**Text:**
'''

Doesn't a compiler need 'malloc' anyways? Or at least sbrk, or a data segment register?

one argument for memcpy is that imagine an implementation using capabilities (and perhaps tagged memory) where some words in memory hold special capabilities. But maybe if you load a capability into an ordinary register and then move it into a different register and then store it, it loses its special capability-ness. Maybe you have to do something special to move capabilities in memory. So our memcpy could do that.

eh, i guess it's not so clear. i'll put this aside.

---

yknow, as simple as it is, the 32-bit encoding is just too much work to implement for Boot. For me, it already took some extra time to implement encoding in basm, so imagine how hard it would be for someone who is not comforable with bitwise operations.

There is not really a way to make it simpler -- the need for the 3 format encoding bits in one place means that either at least one field must be split in an awkward way in between bytes, or we restrict the opcodes, or we restrict one of the operand ranges, or one of the operands gives up addr modes.

we already decided that we don't care if Boot code can interoperate with BootX? code because everything is going to be implemented not in Boot but rather in BootS?, the Boot subset of BootX?, and then compiled from BootS? to Boot. Which is why we were able to move the register-offset cache stuff out of Boot into BootX? -- we just decide that the way to compile BootS? to Boot is the uncached style of r.o.c. implementation (that is, roc instructions accessing the 'cache' just directly accesses stack memory instead).

so there is not much lost by saying that BootX? has a different encoding that Boot. Now we can make it simple.

---

 "
 Iron-code Summary•Section A.2—Use general-purpose registers with a load-store architecture. •Section A.3—Support these addressing modes: displacement (with an address offset size of 12 to 16 bits), immediate (size 8 to 16 bits), and register indirect. •Section A.4—Support these data sizes and types: 8-, 16-, 32-, and 64-bit integers and 64-bit IEEE 754 floating-point numbers. –Now we see 16-bit FP for deep learning in GPU•http://www.nextplatform.com/2016/09/13/nvidia-pushes-deep-learning-inference-new-pascal-gpus/•Section A.5—Support these simple instructions, since they will dominate the number of instructions executed: load, store, add, subtract, move register-register, and shift. •Section A.6—Compare equal, compare not equal, compare less, branch (with a PC-relative address at least 8 bits long), jump, call, and return. •Section A.7—Use fixed instruction encoding if interested in performance, and use variable instruction encoding if interested in code size. •Section A.8—Provide at least 16 general-purpose registers, be sure all addressing modes apply to all data transfer instructions, and aim for a minimalist IS–Often use separate floating-point registers. –The justification is to increase the total number of registers without raising problems in the instruction format or in the speed of the general-purpose register file. This compromise, however, is not orthogonal.

'''

**Given data:**
'''

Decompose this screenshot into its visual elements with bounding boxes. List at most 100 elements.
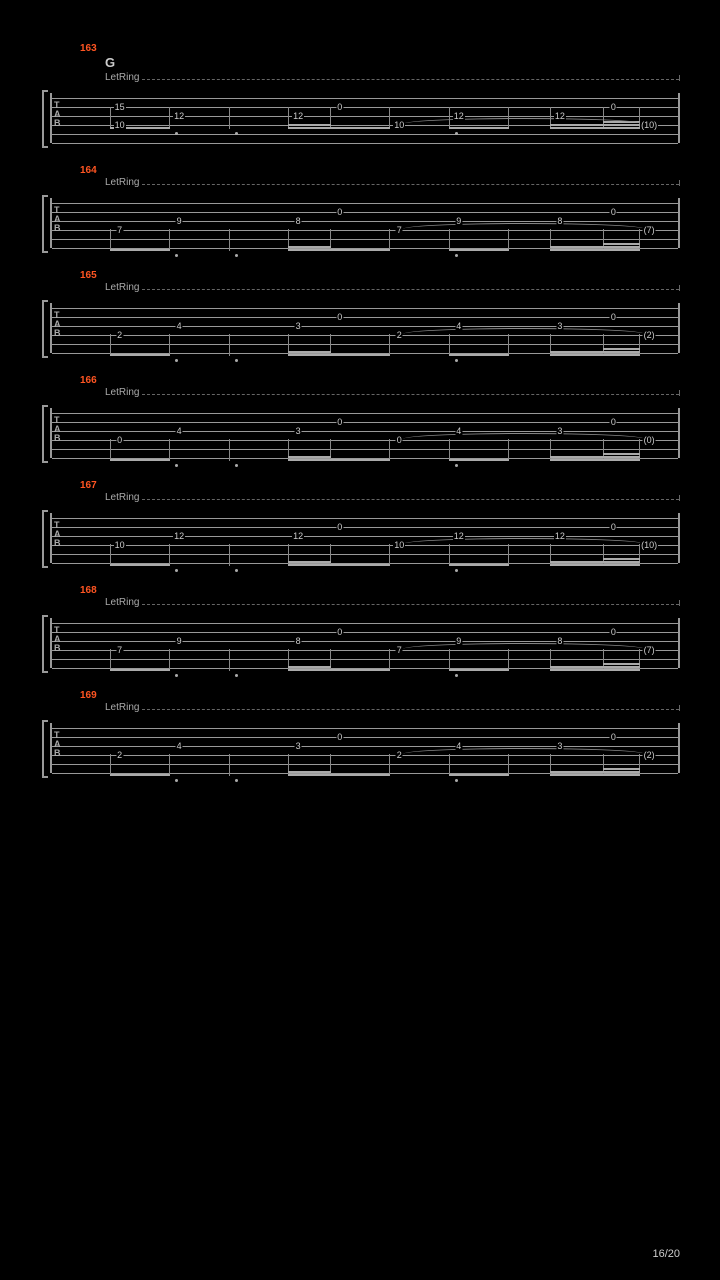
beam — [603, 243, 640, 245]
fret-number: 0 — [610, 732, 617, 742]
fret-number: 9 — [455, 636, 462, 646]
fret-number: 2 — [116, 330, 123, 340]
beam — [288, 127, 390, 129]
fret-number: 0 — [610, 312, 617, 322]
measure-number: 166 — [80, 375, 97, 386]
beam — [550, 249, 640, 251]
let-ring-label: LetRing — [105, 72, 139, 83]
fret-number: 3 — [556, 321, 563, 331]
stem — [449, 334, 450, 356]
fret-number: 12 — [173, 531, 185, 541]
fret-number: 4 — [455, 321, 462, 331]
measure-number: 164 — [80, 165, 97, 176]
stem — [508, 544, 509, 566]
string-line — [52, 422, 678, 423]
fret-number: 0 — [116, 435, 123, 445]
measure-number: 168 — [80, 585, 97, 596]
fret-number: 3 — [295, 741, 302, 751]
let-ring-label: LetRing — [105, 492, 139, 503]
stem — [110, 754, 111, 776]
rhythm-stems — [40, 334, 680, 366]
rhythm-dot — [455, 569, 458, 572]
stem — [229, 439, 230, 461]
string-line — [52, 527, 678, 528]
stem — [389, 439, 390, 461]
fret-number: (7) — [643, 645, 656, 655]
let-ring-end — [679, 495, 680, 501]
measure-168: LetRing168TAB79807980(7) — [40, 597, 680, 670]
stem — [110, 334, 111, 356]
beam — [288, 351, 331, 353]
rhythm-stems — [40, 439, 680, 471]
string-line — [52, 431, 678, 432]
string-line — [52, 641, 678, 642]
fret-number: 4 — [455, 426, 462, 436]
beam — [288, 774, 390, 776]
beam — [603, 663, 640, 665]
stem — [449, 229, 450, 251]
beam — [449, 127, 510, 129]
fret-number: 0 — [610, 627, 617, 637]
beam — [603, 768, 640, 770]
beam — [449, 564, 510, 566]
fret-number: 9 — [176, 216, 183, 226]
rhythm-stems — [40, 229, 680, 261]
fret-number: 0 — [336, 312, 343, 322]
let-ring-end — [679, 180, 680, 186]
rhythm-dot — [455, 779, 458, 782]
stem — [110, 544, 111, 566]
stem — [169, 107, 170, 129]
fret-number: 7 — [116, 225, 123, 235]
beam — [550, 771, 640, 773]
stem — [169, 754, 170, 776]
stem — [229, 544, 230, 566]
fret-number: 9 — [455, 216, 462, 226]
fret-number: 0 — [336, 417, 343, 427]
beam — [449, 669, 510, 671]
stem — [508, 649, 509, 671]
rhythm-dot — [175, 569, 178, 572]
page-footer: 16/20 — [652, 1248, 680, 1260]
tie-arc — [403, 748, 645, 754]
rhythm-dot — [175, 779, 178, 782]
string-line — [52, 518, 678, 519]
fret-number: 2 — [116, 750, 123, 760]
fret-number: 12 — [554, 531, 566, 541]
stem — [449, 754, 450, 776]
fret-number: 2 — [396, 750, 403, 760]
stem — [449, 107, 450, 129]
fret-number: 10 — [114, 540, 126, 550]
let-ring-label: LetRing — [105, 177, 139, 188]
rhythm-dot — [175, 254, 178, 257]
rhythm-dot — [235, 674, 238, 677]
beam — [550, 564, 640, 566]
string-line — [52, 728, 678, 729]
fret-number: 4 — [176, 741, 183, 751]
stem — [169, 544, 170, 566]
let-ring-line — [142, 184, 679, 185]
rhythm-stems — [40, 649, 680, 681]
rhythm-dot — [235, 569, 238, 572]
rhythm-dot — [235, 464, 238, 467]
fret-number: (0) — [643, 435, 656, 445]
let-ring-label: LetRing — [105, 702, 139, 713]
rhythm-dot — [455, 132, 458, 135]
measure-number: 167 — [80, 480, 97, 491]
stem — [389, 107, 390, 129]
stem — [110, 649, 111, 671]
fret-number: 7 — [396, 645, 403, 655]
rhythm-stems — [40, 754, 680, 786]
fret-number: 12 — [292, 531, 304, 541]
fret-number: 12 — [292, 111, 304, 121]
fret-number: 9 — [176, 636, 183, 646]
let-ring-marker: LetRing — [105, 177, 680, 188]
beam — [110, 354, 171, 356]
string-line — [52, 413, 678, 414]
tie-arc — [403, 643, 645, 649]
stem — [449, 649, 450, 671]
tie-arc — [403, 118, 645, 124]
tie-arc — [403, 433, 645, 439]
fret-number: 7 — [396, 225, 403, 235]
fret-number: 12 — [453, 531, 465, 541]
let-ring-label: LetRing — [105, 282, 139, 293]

'''
'''

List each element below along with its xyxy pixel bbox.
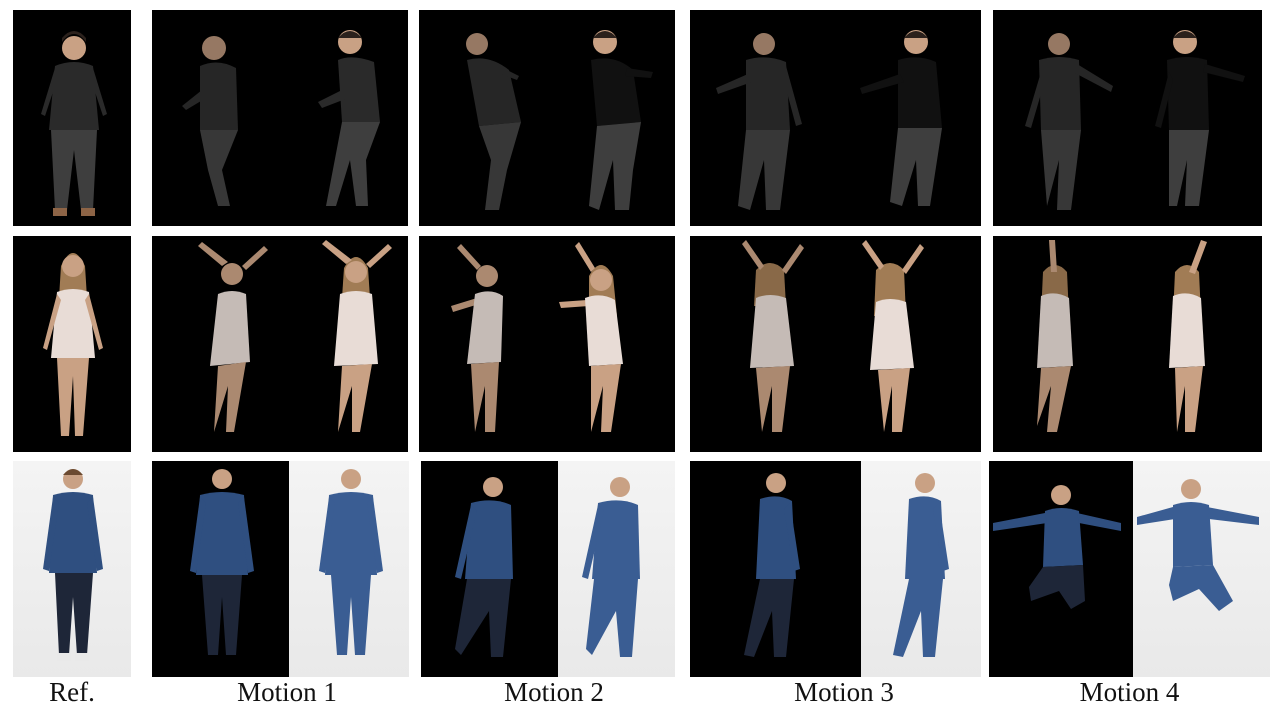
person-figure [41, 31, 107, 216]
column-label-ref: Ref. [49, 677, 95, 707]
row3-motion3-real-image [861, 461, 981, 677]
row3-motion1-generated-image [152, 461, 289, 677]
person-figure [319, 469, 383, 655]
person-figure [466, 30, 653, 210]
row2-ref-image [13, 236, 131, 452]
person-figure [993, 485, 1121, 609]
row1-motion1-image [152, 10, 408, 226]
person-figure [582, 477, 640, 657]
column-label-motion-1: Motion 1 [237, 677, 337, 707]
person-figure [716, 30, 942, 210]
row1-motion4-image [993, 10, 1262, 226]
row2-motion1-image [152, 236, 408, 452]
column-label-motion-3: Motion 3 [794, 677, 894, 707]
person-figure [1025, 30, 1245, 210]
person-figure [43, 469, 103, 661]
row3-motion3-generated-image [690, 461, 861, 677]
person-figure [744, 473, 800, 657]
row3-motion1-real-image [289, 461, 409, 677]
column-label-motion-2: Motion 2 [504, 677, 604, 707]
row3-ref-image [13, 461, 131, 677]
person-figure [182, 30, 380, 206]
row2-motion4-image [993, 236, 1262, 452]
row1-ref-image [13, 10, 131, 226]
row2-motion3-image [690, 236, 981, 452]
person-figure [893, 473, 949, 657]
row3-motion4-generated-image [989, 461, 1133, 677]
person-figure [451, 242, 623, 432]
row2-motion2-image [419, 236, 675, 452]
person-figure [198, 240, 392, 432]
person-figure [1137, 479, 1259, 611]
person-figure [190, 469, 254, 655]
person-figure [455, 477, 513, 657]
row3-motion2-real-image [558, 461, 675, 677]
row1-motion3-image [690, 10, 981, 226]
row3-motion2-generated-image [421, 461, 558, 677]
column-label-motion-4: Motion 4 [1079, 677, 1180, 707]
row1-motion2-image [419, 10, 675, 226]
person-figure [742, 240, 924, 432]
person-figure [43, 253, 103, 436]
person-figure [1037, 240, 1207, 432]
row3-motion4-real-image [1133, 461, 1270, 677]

'''

**Your tasks:**
1: Answer these from the text on Boot's encoding, one line each:
(a) How many format encoding bits does the text say must be in one place?
(b) What is the minimum number of general-purpose registers that Section A.8 calls for?
(c) Which kind of instruction encoding does Section A.7 recommend for those interested in code size?
2: Take the text on Boot's encoding further, starting after its final sentence.

**Outputs in order:**
1:
(a) 3
(b) 16
(c) Variable instruction encoding

2:
 "
 -- https://passlab.github.io/CSCE513/notes/lecture03_ISA_Principles.pdf

see also slide Top 10 Instructions for 80x86 in https://passlab.github.io/CSCE513/notes/lecture03_ISA_Principles.pdf

(from most to least freq: load, conditional branch, compare, store, add, and, sub, move register-register, call return)

---

"Most loops go from 0 to n." [13]

---

implemented Boot in Python again on Nov 26 (Thanksgiving) and Nov 27 (commit 39df6da; "pyboot3").

---

is it worth the more complicated thing i thought of that allows 32-bit integers, 64-bit integers, and pointers to have different sizes on the stack?

https://developer.arm.com/documentation/ihi0055/latest/ suggests they might use 64-bit 'stack slots'. https://techpubs.jurassic.nl/manuals/0630/developer/Mpro_n32_ABI/sgi_html/ch02.html uses fixed-size stack slots. Looks like here stack arguments are alighned to 32-bits: https://stackoverflow.com/questions/60959847/why-are-parameters-arranged-this-way-on-the-stack-when-a-function-is-called . Looks like here everything on the stack is 64 bits: http://www.windbg.xyz/windbg/article/111-64bit-Calling-Convention . Looks like here everything on the stack is 32-bits (except 64-bit quantities take up two 'slots'): https://www.tenouk.com/Bufferoverflowc/Bufferoverflow2a.html . This mentions 8-byte stack slots: https://developer.apple.com/documentation/xcode/writing_arm64_code_for_apple_platforms . https://www.lri.fr/~filliatr/ens/compil/x86-64.pdf says that "Thepushqandpopqcombine a move with an adjustment to%rsp. Note that the stack should stay 8-byte alignedat all times".

So it sounds like everyone else just has uniform-sized stack slots that are the same as the machine word size, even in native calling conventions. So maybe i should do that too.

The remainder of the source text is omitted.